GIVEN DATA>
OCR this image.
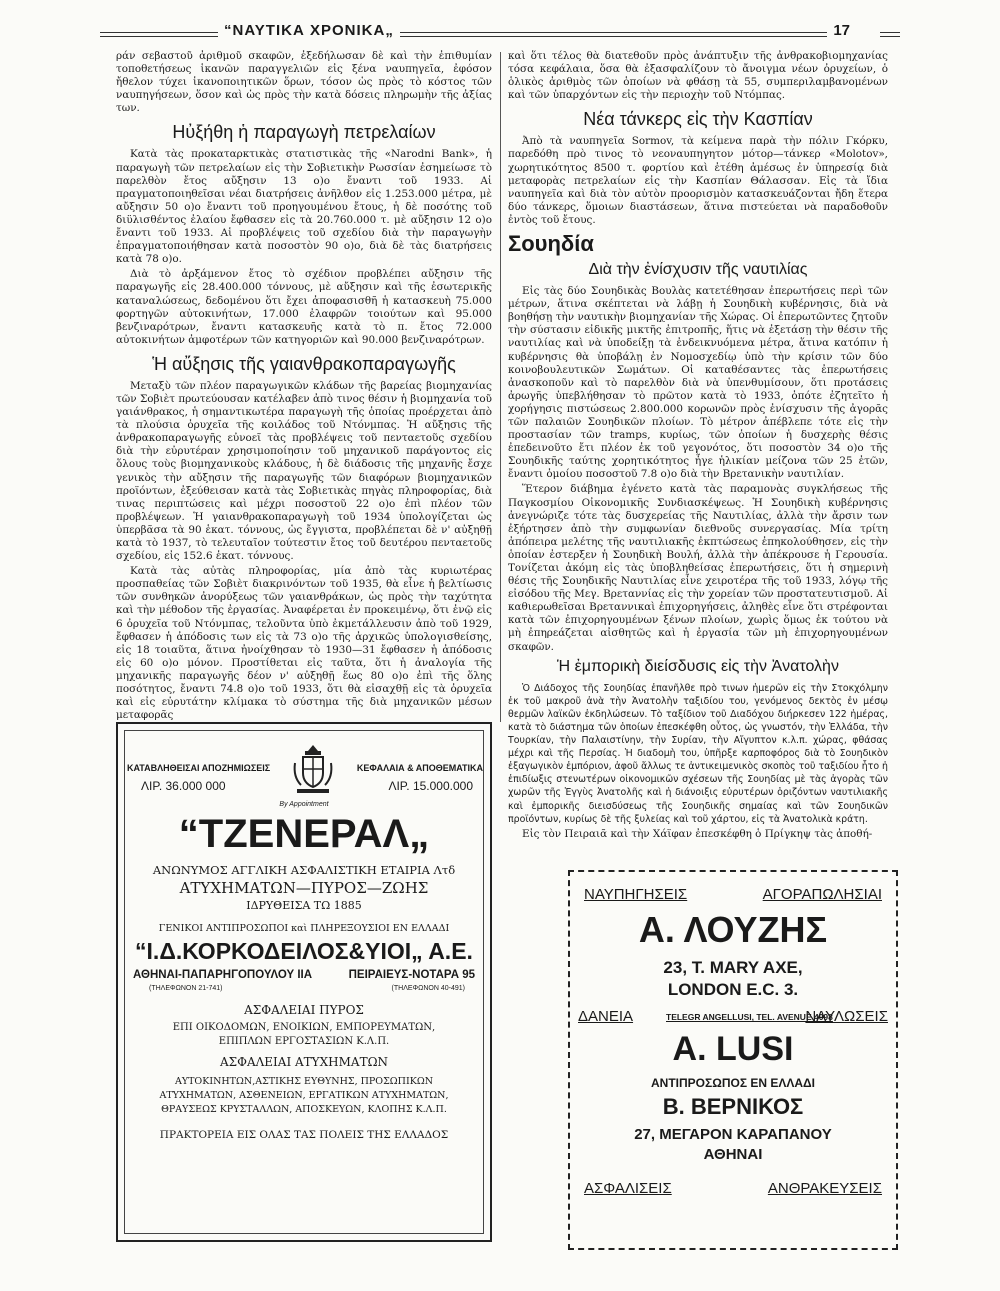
“ΝΑΥΤΙΚΑ ΧΡΟΝΙΚΑ„	17

ράν σεβαστοῦ ἀριθμοῦ σκαφῶν, ἐξεδήλωσαν δὲ καὶ τὴν ἐπιθυμίαν τοποθετήσεως ἱκανῶν παραγγελιῶν εἰς ξένα ναυπηγεῖα, ἐφόσον ἤθελον τύχει ἱκανοποιητικῶν ὅρων, τόσον ὡς πρὸς τὸ κόστος τῶν ναυπηγήσεων, ὅσον καὶ ὡς πρὸς τὴν κατὰ δόσεις πληρωμὴν τῆς ἀξίας των.

Ηὐξήθη ἡ παραγωγὴ πετρελαίων

Κατὰ τὰς προκαταρκτικὰς στατιστικὰς τῆς «Narodni Bank», ἡ παραγωγὴ τῶν πετρελαίων εἰς τὴν Σοβιετικὴν Ρωσσίαν ἐσημείωσε τὸ παρελθὸν ἔτος αὔξησιν 13 ο)ο ἔναντι τοῦ 1933. Αἱ πραγματοποιηθεῖσαι νέαι διατρήσεις ἀνῆλθον εἰς 1.253.000 μέτρα, μὲ αὔξησιν 50 ο)ο ἔναντι τοῦ προηγουμένου ἔτους, ἡ δὲ ποσότης τοῦ διϋλισθέντος ἐλαίου ἔφθασεν εἰς τὰ 20.760.000 τ. μὲ αὔξησιν 12 ο)ο ἔναντι τοῦ 1933. Αἱ προβλέψεις τοῦ σχεδίου διὰ τὴν παραγωγὴν ἐπραγματοποιήθησαν κατὰ ποσοστὸν 90 ο)ο, διὰ δὲ τὰς διατρήσεις κατὰ 78 ο)ο.

Διὰ τὸ ἀρξάμενον ἔτος τὸ σχέδιον προβλέπει αὔξησιν τῆς παραγωγῆς εἰς 28.400.000 τόννους, μὲ αὔξησιν καὶ τῆς ἐσωτερικῆς καταναλώσεως, δεδομένου ὅτι ἔχει ἀποφασισθῆ ἡ κατασκευὴ 75.000 φορτηγῶν αὐτοκινήτων, 17.000 ἐλαφρῶν τοιούτων καὶ 95.000 βενζιναρότρων, ἔναντι κατασκευῆς κατὰ τὸ π. ἔτος 72.000 αὐτοκινήτων ἀμφοτέρων τῶν κατηγοριῶν καὶ 90.000 βενζιναρότρων.

Ἡ αὔξησις τῆς γαιανθρακοπαραγωγῆς

Μεταξὺ τῶν πλέον παραγωγικῶν κλάδων τῆς βαρείας βιομηχανίας τῶν Σοβιὲτ πρωτεύουσαν κατέλαβεν ἀπὸ τινος θέσιν ἡ βιομηχανία τοῦ γαιάνθρακος, ἡ σημαντικωτέρα παραγωγὴ τῆς ὁποίας προέρχεται ἀπὸ τὰ πλούσια ὀρυχεῖα τῆς κοιλάδος τοῦ Ντόνμπας. Ἡ αὔξησις τῆς ἀνθρακοπαραγωγῆς εὐνοεῖ τὰς προβλέψεις τοῦ πενταετοῦς σχεδίου διὰ τὴν εὐρυτέραν χρησιμοποίησιν τοῦ μηχανικοῦ παράγοντος εἰς ὅλους τοὺς βιομηχανικοὺς κλάδους, ἡ δὲ διάδοσις τῆς μηχανῆς ἔσχε γενικὸς τὴν αὔξησιν τῆς παραγωγῆς τῶν διαφόρων βιομηχανικῶν προϊόντων, ἐξεύθεισαν κατὰ τὰς Σοβιετικὰς πηγὰς πληροφορίας, διὰ τινας περιπτώσεις καὶ μέχρι ποσοστοῦ 22 ο)ο ἐπὶ πλέον τῶν προβλέψεων. Ἡ γαιανθρακοπαραγωγὴ τοῦ 1934 ὑπολογίζεται ὡς ὑπερβᾶσα τὰ 90 ἑκατ. τόννους, ὡς ἔγγιστα, προβλέπεται δὲ ν' αὐξηθῇ κατὰ τὸ 1937, τὸ τελευταῖον τούτεστιν ἔτος τοῦ δευτέρου πενταετοῦς σχεδίου, εἰς 152.6 ἑκατ. τόννους.

Κατὰ τὰς αὐτὰς πληροφορίας, μία ἀπὸ τὰς κυριωτέρας προσπαθείας τῶν Σοβιὲτ διακρινόντων τοῦ 1935, θὰ εἶνε ἡ βελτίωσις τῶν συνθηκῶν ἀνορύξεως τῶν γαιανθράκων, ὡς πρὸς τὴν ταχύτητα καὶ τὴν μέθοδον τῆς ἐργασίας. Ἀναφέρεται ἐν προκειμένῳ, ὅτι ἐνῷ εἰς 6 ὀρυχεῖα τοῦ Ντόνμπας, τελοῦντα ὑπὸ ἐκμετάλλευσιν ἀπὸ τοῦ 1929, ἔφθασεν ἡ ἀπόδοσις των εἰς τὰ 73 ο)ο τῆς ἀρχικῶς ὑπολογισθείσης, εἰς 18 τοιαῦτα, ἅτινα ἠνοίχθησαν τὸ 1930—31 ἔφθασεν ἡ ἀπόδοσις εἰς 60 ο)ο μόνον. Προστίθεται εἰς ταῦτα, ὅτι ἡ ἀναλογία τῆς μηχανικῆς παραγωγῆς δέον ν' αὐξηθῇ ἕως 80 ο)ο ἐπὶ τῆς ὅλης ποσότητος, ἔναντι 74.8 ο)ο τοῦ 1933, ὅτι θὰ εἰσαχθῇ εἰς τὰ ὀρυχεῖα καὶ εἰς εὐρυτάτην κλίμακα τὸ σύστημα τῆς διὰ μηχανικῶν μέσων μεταφορᾶς

καὶ ὅτι τέλος θὰ διατεθοῦν πρὸς ἀνάπτυξιν τῆς ἀνθρακοβιομηχανίας τόσα κεφάλαια, ὅσα θὰ ἐξασφαλίζουν τὸ ἄνοιγμα νέων ὀρυχείων, ὁ ὁλικὸς ἀριθμὸς τῶν ὁποίων νὰ φθάσῃ τὰ 55, συμπεριλαμβανομένων καὶ τῶν ὑπαρχόντων εἰς τὴν περιοχὴν τοῦ Ντόμπας.

Νέα τάνκερς εἰς τὴν Κασπίαν

Ἀπὸ τὰ ναυπηγεῖα Sormov, τὰ κείμενα παρὰ τὴν πόλιν Γκόρκυ, παρεδόθη πρὸ τινος τὸ νεοναυπηγητον μότορ—τάνκερ «Molotov», χωρητικότητος 8500 τ. φορτίου καὶ ἐτέθη ἀμέσως ἐν ὑπηρεσίᾳ διὰ μεταφορὰς πετρελαίων εἰς τὴν Κασπίαν Θάλασσαν. Εἰς τὰ ἴδια ναυπηγεῖα καὶ διὰ τὸν αὐτὸν προορισμὸν κατασκευάζονται ἤδη ἕτερα δύο τάνκερς, ὅμοιων διαστάσεων, ἅτινα πιστεύεται νὰ παραδοθοῦν ἐντὸς τοῦ ἔτους.

Σουηδία
Διὰ τὴν ἐνίσχυσιν τῆς ναυτιλίας

Εἰς τὰς δύο Σουηδικὰς Βουλὰς κατετέθησαν ἐπερωτήσεις περὶ τῶν μέτρων, ἅτινα σκέπτεται νὰ λάβῃ ἡ Σουηδικὴ κυβέρνησις, διὰ νὰ βοηθήσῃ τὴν ναυτικὴν βιομηχανίαν τῆς Χώρας. Οἱ ἐπερωτῶντες ζητοῦν τὴν σύστασιν εἰδικῆς μικτῆς ἐπιτροπῆς, ἥτις νὰ ἐξετάσῃ τὴν θέσιν τῆς ναυτιλίας καὶ νὰ ὑποδείξῃ τὰ ἐνδεικνυόμενα μέτρα, ἅτινα κατόπιν ἡ κυβέρνησις θὰ ὑποβάλῃ ἐν Νομοσχεδίῳ ὑπὸ τὴν κρίσιν τῶν δύο κοινοβουλευτικῶν Σωμάτων. Οἱ καταθέσαντες τὰς ἐπερωτήσεις ἀνασκοποῦν καὶ τὸ παρελθὸν διὰ νὰ ὑπενθυμίσουν, ὅτι προτάσεις ἀρωγῆς ὑπεβλήθησαν τὸ πρῶτον κατὰ τὸ 1933, ὁπότε ἐζητεῖτο ἡ χορήγησις πιστώσεως 2.800.000 κορωνῶν πρὸς ἐνίσχυσιν τῆς ἀγορᾶς τῶν παλαιῶν Σουηδικῶν πλοίων. Τὸ μέτρον ἀπέβλεπε τότε εἰς τὴν προστασίαν τῶν tramps, κυρίως, τῶν ὁποίων ἡ δυσχερὴς θέσις ἐπεδεινοῦτο ἔτι πλέον ἐκ τοῦ γεγονότος, ὅτι ποσοστὸν 34 ο)ο τῆς Σουηδικῆς ταύτης χορητικότητος ἦγε ἡλικίαν μείζονα τῶν 25 ἐτῶν, ἔναντι ὁμοίου ποσοστοῦ 7.8 ο)ο διὰ τὴν Βρετανικὴν ναυτιλίαν.

Ἕτερον διάβημα ἐγένετο κατὰ τὰς παραμονὰς συγκλήσεως τῆς Παγκοσμίου Οἰκονομικῆς Συνδιασκέψεως. Ἡ Σουηδικὴ κυβέρνησις ἀνεγνώριζε τότε τὰς δυσχερείας τῆς Ναυτιλίας, ἀλλὰ τὴν ἄρσιν των ἐξήρτησεν ἀπὸ τὴν συμφωνίαν διεθνοῦς συνεργασίας. Μία τρίτη ἀπόπειρα μελέτης τῆς ναυτιλιακῆς ἐκπτώσεως ἐπηκολούθησεν, εἰς τὴν ὁποίαν ἐστερξεν ἡ Σουηδικὴ Βουλή, ἀλλὰ τὴν ἀπέκρουσε ἡ Γερουσία. Τονίζεται ἀκόμη εἰς τὰς ὑποβληθείσας ἐπερωτήσεις, ὅτι ἡ σημερινὴ θέσις τῆς Σουηδικῆς Ναυτιλίας εἶνε χειροτέρα τῆς τοῦ 1933, λόγῳ τῆς εἰσόδου τῆς Μεγ. Βρεταννίας εἰς τὴν χορείαν τῶν προστατευτισμοῦ. Αἱ καθιερωθεῖσαι Βρεταννικαὶ ἐπιχορηγήσεις, ἀληθὲς εἶνε ὅτι στρέφονται κατὰ τῶν ἐπιχορηγουμένων ξένων πλοίων, χωρὶς ὅμως ἐκ τούτου νὰ μὴ ἐπηρεάζεται αἰσθητῶς καὶ ἡ ἐργασία τῶν μὴ ἐπιχορηγουμένων σκαφῶν.

Ἡ ἐμπορικὴ διείσδυσις εἰς τὴν Ἀνατολὴν

Ὁ Διάδοχος τῆς Σουηδίας ἐπανῆλθε πρὸ τινων ἡμερῶν εἰς τὴν Στοκχόλμην ἐκ τοῦ μακροῦ ἀνὰ τὴν Ἀνατολὴν ταξιδίου του, γενόμενος δεκτὸς ἐν μέσῳ θερμῶν λαϊκῶν ἐκδηλώσεων. Τὸ ταξίδιον τοῦ Διαδόχου διήρκεσεν 122 ἡμέρας, κατὰ τὸ διάστημα τῶν ὁποίων ἐπεσκέφθη οὗτος, ὡς γνωστόν, τὴν Ἑλλάδα, τὴν Τουρκίαν, τὴν Παλαιστίνην, τὴν Συρίαν, τὴν Αἴγυπτον κ.λ.π. χώρας, φθάσας μέχρι καὶ τῆς Περσίας. Ἡ διαδομὴ του, ὑπῆρξε καρποφόρος διὰ τὸ Σουηδικὸν ἐξαγωγικὸν ἐμπόριον, ἀφοῦ ἄλλως τε ἀντικειμενικὸς σκοπὸς τοῦ ταξιδίου ἦτο ἡ ἐπιδίωξις στενωτέρων οἰκονομικῶν σχέσεων τῆς Σουηδίας μὲ τὰς ἀγορὰς τῶν χωρῶν τῆς Ἐγγὺς Ἀνατολῆς καὶ ἡ διάνοιξις εὐρυτέρων ὁριζόντων ναυτιλιακῆς καὶ ἐμπορικῆς διεισδύσεως τῆς Σουηδικῆς σημαίας καὶ τῶν Σουηδικῶν προϊόντων, κυρίως δὲ τῆς ξυλείας καὶ τοῦ χάρτου, εἰς τὰ Ἀνατολικὰ κράτη.

Εἰς τὸν Πειραιᾶ καὶ τὴν Χάϊφαν ἐπεσκέφθη ὁ Πρίγκηψ τὰς ἀποθή-

ΚΑΤΑΒΛΗΘΕΙΣΑΙ ΑΠΟΖΗΜΙΩΣΕΙΣ
ΛΙΡ. 36.000 000
ΚΕΦΑΛΑΙΑ & ΑΠΟΘΕΜΑΤΙΚΑ
ΛΙΡ. 15.000.000
By Appointment
“ΤΖΕΝΕΡΑΛ„
ΑΝΩΝΥΜΟΣ ΑΓΓΛΙΚΗ ΑΣΦΑΛΙΣΤΙΚΗ ΕΤΑΙΡΙΑ Λτδ
ΑΤΥΧΗΜΑΤΩΝ—ΠΥΡΟΣ—ΖΩΗΣ
ΙΔΡΥΘΕΙΣΑ ΤΩ 1885
ΓΕΝΙΚΟΙ ΑΝΤΙΠΡΟΣΩΠΟΙ καὶ ΠΛΗΡΕΞΟΥΣΙΟΙ ΕΝ ΕΛΛΑΔΙ
“Ι.Δ.ΚΟΡΚΟΔΕΙΛΟΣ&ΥΙΟΙ„ Α.Ε.
ΑΘΗΝΑΙ-ΠΑΠΑΡΗΓΟΠΟΥΛΟΥ ΙΙΑ	ΠΕΙΡΑΙΕΥΣ-ΝΟΤΑΡΑ 95
(ΤΗΛΕΦΩΝΟΝ 21-741)	(ΤΗΛΕΦΩΝΟΝ 40-491)
ΑΣΦΑΛΕΙΑΙ ΠΥΡΟΣ
ΕΠΙ ΟΙΚΟΔΟΜΩΝ, ΕΝΟΙΚΙΩΝ, ΕΜΠΟΡΕΥΜΑΤΩΝ, ΕΠΙΠΛΩΝ ΕΡΓΟΣΤΑΣΙΩΝ Κ.Λ.Π.
ΑΣΦΑΛΕΙΑΙ ΑΤΥΧΗΜΑΤΩΝ
ΑΥΤΟΚΙΝΗΤΩΝ,ΑΣΤΙΚΗΣ ΕΥΘΥΝΗΣ, ΠΡΟΣΩΠΙΚΩΝ ΑΤΥΧΗΜΑΤΩΝ, ΑΣΘΕΝΕΙΩΝ, ΕΡΓΑΤΙΚΩΝ ΑΤΥΧΗΜΑΤΩΝ, ΘΡΑΥΣΕΩΣ ΚΡΥΣΤΑΛΛΩΝ, ΑΠΟΣΚΕΥΩΝ, ΚΛΟΠΗΣ Κ.Λ.Π.
ΠΡΑΚΤΟΡΕΙΑ ΕΙΣ ΟΛΑΣ ΤΑΣ ΠΟΛΕΙΣ ΤΗΣ ΕΛΛΑΔΟΣ
ΝΑΥΠΗΓΗΣΕΙΣ	ΑΓΟΡΑΠΩΛΗΣΙΑΙ
Α. ΛΟΥΖΗΣ
23, T. MARY AXE,
LONDON E.C. 3.
ΔΑΝΕΙΑ	TELEGR ANGELLUSI, TEL. AVENUE 4098
ΝΑΥΛΩΣΕΙΣ
A. LUSI
ΑΝΤΙΠΡΟΣΩΠΟΣ ΕΝ ΕΛΛΑΔΙ
Β. ΒΕΡΝΙΚΟΣ
27, ΜΕΓΑΡΟΝ ΚΑΡΑΠΑΝΟΥ
ΑΘΗΝΑΙ
ΑΣΦΑΛΙΣΕΙΣ	ΑΝΘΡΑΚΕΥΣΕΙΣ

WHAT IS REQUIRED> Give the number of lines above that hold the word "τάνκερς", and nothing more.

FINAL ANSWER> 2